**Material provided**
******************************

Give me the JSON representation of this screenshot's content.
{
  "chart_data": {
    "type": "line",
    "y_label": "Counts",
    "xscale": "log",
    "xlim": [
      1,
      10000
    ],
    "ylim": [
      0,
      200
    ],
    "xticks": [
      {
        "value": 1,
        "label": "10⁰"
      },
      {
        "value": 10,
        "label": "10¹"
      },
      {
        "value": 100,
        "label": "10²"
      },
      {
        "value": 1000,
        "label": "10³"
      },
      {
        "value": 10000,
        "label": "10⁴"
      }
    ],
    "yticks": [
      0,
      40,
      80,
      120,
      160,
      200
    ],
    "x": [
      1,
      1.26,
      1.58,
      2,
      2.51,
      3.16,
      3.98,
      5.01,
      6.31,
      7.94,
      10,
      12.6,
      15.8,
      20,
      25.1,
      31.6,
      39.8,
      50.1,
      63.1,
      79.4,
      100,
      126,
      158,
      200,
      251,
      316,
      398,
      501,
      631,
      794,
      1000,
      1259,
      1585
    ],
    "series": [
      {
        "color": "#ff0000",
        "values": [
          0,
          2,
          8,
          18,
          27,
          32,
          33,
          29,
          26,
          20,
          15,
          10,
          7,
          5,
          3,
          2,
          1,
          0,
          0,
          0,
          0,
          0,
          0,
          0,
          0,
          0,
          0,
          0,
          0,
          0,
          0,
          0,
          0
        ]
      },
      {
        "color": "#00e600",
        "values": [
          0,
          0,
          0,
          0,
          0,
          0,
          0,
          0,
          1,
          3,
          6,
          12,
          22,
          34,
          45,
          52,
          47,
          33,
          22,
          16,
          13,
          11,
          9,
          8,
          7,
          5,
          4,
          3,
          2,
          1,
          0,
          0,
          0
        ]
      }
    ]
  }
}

******************************

**The problem**
Reproduce all of the entries word for word.

**The output**
Give me the JSON representation of this screenshot's content.
{
  "chart_data": {
    "type": "line",
    "y_label": "Counts",
    "xscale": "log",
    "xlim": [
      1,
      10000
    ],
    "ylim": [
      0,
      200
    ],
    "xticks": [
      {
        "value": 1,
        "label": "10⁰"
      },
      {
        "value": 10,
        "label": "10¹"
      },
      {
        "value": 100,
        "label": "10²"
      },
      {
        "value": 1000,
        "label": "10³"
      },
      {
        "value": 10000,
        "label": "10⁴"
      }
    ],
    "yticks": [
      0,
      40,
      80,
      120,
      160,
      200
    ],
    "x": [
      1,
      1.26,
      1.58,
      2,
      2.51,
      3.16,
      3.98,
      5.01,
      6.31,
      7.94,
      10,
      12.6,
      15.8,
      20,
      25.1,
      31.6,
      39.8,
      50.1,
      63.1,
      79.4,
      100,
      126,
      158,
      200,
      251,
      316,
      398,
      501,
      631,
      794,
      1000,
      1259,
      1585
    ],
    "series": [
      {
        "color": "#ff0000",
        "values": [
          0,
          2,
          8,
          18,
          27,
          32,
          33,
          29,
          26,
          20,
          15,
          10,
          7,
          5,
          3,
          2,
          1,
          0,
          0,
          0,
          0,
          0,
          0,
          0,
          0,
          0,
          0,
          0,
          0,
          0,
          0,
          0,
          0
        ]
      },
      {
        "color": "#00e600",
        "values": [
          0,
          0,
          0,
          0,
          0,
          0,
          0,
          0,
          1,
          3,
          6,
          12,
          22,
          34,
          45,
          52,
          47,
          33,
          22,
          16,
          13,
          11,
          9,
          8,
          7,
          5,
          4,
          3,
          2,
          1,
          0,
          0,
          0
        ]
      }
    ]
  }
}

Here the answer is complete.